Materials provided:
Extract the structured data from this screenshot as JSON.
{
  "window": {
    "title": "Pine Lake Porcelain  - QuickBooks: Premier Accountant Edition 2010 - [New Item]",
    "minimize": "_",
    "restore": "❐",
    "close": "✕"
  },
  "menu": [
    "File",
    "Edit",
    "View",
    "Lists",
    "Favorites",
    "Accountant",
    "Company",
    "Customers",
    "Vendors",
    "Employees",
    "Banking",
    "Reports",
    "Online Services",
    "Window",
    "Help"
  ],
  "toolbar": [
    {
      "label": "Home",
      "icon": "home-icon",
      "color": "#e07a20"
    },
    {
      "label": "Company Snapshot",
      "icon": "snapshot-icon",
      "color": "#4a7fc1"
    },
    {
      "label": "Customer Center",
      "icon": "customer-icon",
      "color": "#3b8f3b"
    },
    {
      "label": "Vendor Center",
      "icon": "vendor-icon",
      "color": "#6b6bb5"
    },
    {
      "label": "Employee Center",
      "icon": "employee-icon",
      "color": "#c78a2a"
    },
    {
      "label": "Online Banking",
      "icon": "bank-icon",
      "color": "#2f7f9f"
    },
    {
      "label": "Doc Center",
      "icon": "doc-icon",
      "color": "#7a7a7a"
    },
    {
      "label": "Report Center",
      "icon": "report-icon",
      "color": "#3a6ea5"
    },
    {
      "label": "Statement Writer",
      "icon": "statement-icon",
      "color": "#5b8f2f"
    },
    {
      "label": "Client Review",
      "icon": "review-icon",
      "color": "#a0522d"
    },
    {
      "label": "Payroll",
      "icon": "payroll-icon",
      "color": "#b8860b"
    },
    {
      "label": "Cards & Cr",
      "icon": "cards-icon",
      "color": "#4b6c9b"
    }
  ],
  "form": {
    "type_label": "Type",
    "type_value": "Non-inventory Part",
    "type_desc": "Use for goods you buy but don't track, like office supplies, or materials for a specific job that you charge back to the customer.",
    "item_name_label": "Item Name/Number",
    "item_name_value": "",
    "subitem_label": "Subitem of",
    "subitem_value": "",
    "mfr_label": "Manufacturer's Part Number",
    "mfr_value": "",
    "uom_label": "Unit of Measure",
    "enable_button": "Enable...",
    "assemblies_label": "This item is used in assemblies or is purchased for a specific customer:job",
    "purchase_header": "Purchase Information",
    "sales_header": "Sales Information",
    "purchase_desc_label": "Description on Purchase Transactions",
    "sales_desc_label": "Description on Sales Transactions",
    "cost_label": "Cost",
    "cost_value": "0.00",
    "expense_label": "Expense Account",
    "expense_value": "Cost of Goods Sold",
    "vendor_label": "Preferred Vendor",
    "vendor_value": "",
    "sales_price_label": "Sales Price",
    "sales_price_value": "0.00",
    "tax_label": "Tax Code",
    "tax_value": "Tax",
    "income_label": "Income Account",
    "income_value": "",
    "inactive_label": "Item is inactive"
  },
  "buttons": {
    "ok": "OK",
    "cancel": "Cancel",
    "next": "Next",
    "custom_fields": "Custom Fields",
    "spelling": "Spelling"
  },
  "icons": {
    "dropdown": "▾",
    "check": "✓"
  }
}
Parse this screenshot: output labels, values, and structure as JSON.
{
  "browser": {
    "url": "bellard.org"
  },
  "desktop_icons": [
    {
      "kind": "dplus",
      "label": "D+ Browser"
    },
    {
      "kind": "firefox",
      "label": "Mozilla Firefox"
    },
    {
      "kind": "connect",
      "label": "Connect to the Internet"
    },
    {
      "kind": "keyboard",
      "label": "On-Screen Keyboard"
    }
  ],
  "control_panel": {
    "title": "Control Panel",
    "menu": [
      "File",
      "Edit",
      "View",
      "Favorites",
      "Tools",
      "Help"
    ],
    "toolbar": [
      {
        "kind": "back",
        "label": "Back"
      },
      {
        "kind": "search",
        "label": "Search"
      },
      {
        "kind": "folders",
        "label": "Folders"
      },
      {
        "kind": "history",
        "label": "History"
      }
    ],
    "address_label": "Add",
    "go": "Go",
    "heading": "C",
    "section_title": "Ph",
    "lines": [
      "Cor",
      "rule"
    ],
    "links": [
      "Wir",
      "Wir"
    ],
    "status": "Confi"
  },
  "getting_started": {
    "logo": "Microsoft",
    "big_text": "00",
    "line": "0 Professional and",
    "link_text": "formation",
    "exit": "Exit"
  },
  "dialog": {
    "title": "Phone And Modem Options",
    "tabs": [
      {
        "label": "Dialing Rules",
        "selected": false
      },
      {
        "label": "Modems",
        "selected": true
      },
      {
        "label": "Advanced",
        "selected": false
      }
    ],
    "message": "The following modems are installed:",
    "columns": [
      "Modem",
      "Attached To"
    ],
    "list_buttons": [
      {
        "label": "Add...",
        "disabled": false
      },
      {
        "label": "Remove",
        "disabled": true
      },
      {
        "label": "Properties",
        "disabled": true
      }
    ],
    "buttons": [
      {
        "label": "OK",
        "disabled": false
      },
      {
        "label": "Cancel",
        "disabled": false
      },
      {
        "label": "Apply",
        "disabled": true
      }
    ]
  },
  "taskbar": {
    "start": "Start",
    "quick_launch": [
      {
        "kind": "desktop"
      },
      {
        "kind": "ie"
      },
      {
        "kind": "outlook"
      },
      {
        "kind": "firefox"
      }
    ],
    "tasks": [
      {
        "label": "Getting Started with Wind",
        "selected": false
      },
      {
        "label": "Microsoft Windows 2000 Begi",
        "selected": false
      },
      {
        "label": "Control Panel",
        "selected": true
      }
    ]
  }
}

Written request: Quote every record above exactly.

Reply:
Extract the structured data from this screenshot as JSON.
{
  "window": {
    "title": "Pine Lake Porcelain  - QuickBooks: Premier Accountant Edition 2010 - [New Item]",
    "minimize": "_",
    "restore": "❐",
    "close": "✕"
  },
  "menu": [
    "File",
    "Edit",
    "View",
    "Lists",
    "Favorites",
    "Accountant",
    "Company",
    "Customers",
    "Vendors",
    "Employees",
    "Banking",
    "Reports",
    "Online Services",
    "Window",
    "Help"
  ],
  "toolbar": [
    {
      "label": "Home",
      "icon": "home-icon",
      "color": "#e07a20"
    },
    {
      "label": "Company Snapshot",
      "icon": "snapshot-icon",
      "color": "#4a7fc1"
    },
    {
      "label": "Customer Center",
      "icon": "customer-icon",
      "color": "#3b8f3b"
    },
    {
      "label": "Vendor Center",
      "icon": "vendor-icon",
      "color": "#6b6bb5"
    },
    {
      "label": "Employee Center",
      "icon": "employee-icon",
      "color": "#c78a2a"
    },
    {
      "label": "Online Banking",
      "icon": "bank-icon",
      "color": "#2f7f9f"
    },
    {
      "label": "Doc Center",
      "icon": "doc-icon",
      "color": "#7a7a7a"
    },
    {
      "label": "Report Center",
      "icon": "report-icon",
      "color": "#3a6ea5"
    },
    {
      "label": "Statement Writer",
      "icon": "statement-icon",
      "color": "#5b8f2f"
    },
    {
      "label": "Client Review",
      "icon": "review-icon",
      "color": "#a0522d"
    },
    {
      "label": "Payroll",
      "icon": "payroll-icon",
      "color": "#b8860b"
    },
    {
      "label": "Cards & Cr",
      "icon": "cards-icon",
      "color": "#4b6c9b"
    }
  ],
  "form": {
    "type_label": "Type",
    "type_value": "Non-inventory Part",
    "type_desc": "Use for goods you buy but don't track, like office supplies, or materials for a specific job that you charge back to the customer.",
    "item_name_label": "Item Name/Number",
    "item_name_value": "",
    "subitem_label": "Subitem of",
    "subitem_value": "",
    "mfr_label": "Manufacturer's Part Number",
    "mfr_value": "",
    "uom_label": "Unit of Measure",
    "enable_button": "Enable...",
    "assemblies_label": "This item is used in assemblies or is purchased for a specific customer:job",
    "purchase_header": "Purchase Information",
    "sales_header": "Sales Information",
    "purchase_desc_label": "Description on Purchase Transactions",
    "sales_desc_label": "Description on Sales Transactions",
    "cost_label": "Cost",
    "cost_value": "0.00",
    "expense_label": "Expense Account",
    "expense_value": "Cost of Goods Sold",
    "vendor_label": "Preferred Vendor",
    "vendor_value": "",
    "sales_price_label": "Sales Price",
    "sales_price_value": "0.00",
    "tax_label": "Tax Code",
    "tax_value": "Tax",
    "income_label": "Income Account",
    "income_value": "",
    "inactive_label": "Item is inactive"
  },
  "buttons": {
    "ok": "OK",
    "cancel": "Cancel",
    "next": "Next",
    "custom_fields": "Custom Fields",
    "spelling": "Spelling"
  },
  "icons": {
    "dropdown": "▾",
    "check": "✓"
  }
}
Parse this screenshot: output labels, values, and structure as JSON.
{
  "browser": {
    "url": "bellard.org"
  },
  "desktop_icons": [
    {
      "kind": "dplus",
      "label": "D+ Browser"
    },
    {
      "kind": "firefox",
      "label": "Mozilla Firefox"
    },
    {
      "kind": "connect",
      "label": "Connect to the Internet"
    },
    {
      "kind": "keyboard",
      "label": "On-Screen Keyboard"
    }
  ],
  "control_panel": {
    "title": "Control Panel",
    "menu": [
      "File",
      "Edit",
      "View",
      "Favorites",
      "Tools",
      "Help"
    ],
    "toolbar": [
      {
        "kind": "back",
        "label": "Back"
      },
      {
        "kind": "search",
        "label": "Search"
      },
      {
        "kind": "folders",
        "label": "Folders"
      },
      {
        "kind": "history",
        "label": "History"
      }
    ],
    "address_label": "Add",
    "go": "Go",
    "heading": "C",
    "section_title": "Ph",
    "lines": [
      "Cor",
      "rule"
    ],
    "links": [
      "Wir",
      "Wir"
    ],
    "status": "Confi"
  },
  "getting_started": {
    "logo": "Microsoft",
    "big_text": "00",
    "line": "0 Professional and",
    "link_text": "formation",
    "exit": "Exit"
  },
  "dialog": {
    "title": "Phone And Modem Options",
    "tabs": [
      {
        "label": "Dialing Rules",
        "selected": false
      },
      {
        "label": "Modems",
        "selected": true
      },
      {
        "label": "Advanced",
        "selected": false
      }
    ],
    "message": "The following modems are installed:",
    "columns": [
      "Modem",
      "Attached To"
    ],
    "list_buttons": [
      {
        "label": "Add...",
        "disabled": false
      },
      {
        "label": "Remove",
        "disabled": true
      },
      {
        "label": "Properties",
        "disabled": true
      }
    ],
    "buttons": [
      {
        "label": "OK",
        "disabled": false
      },
      {
        "label": "Cancel",
        "disabled": false
      },
      {
        "label": "Apply",
        "disabled": true
      }
    ]
  },
  "taskbar": {
    "start": "Start",
    "quick_launch": [
      {
        "kind": "desktop"
      },
      {
        "kind": "ie"
      },
      {
        "kind": "outlook"
      },
      {
        "kind": "firefox"
      }
    ],
    "tasks": [
      {
        "label": "Getting Started with Wind",
        "selected": false
      },
      {
        "label": "Microsoft Windows 2000 Begi",
        "selected": false
      },
      {
        "label": "Control Panel",
        "selected": true
      }
    ]
  }
}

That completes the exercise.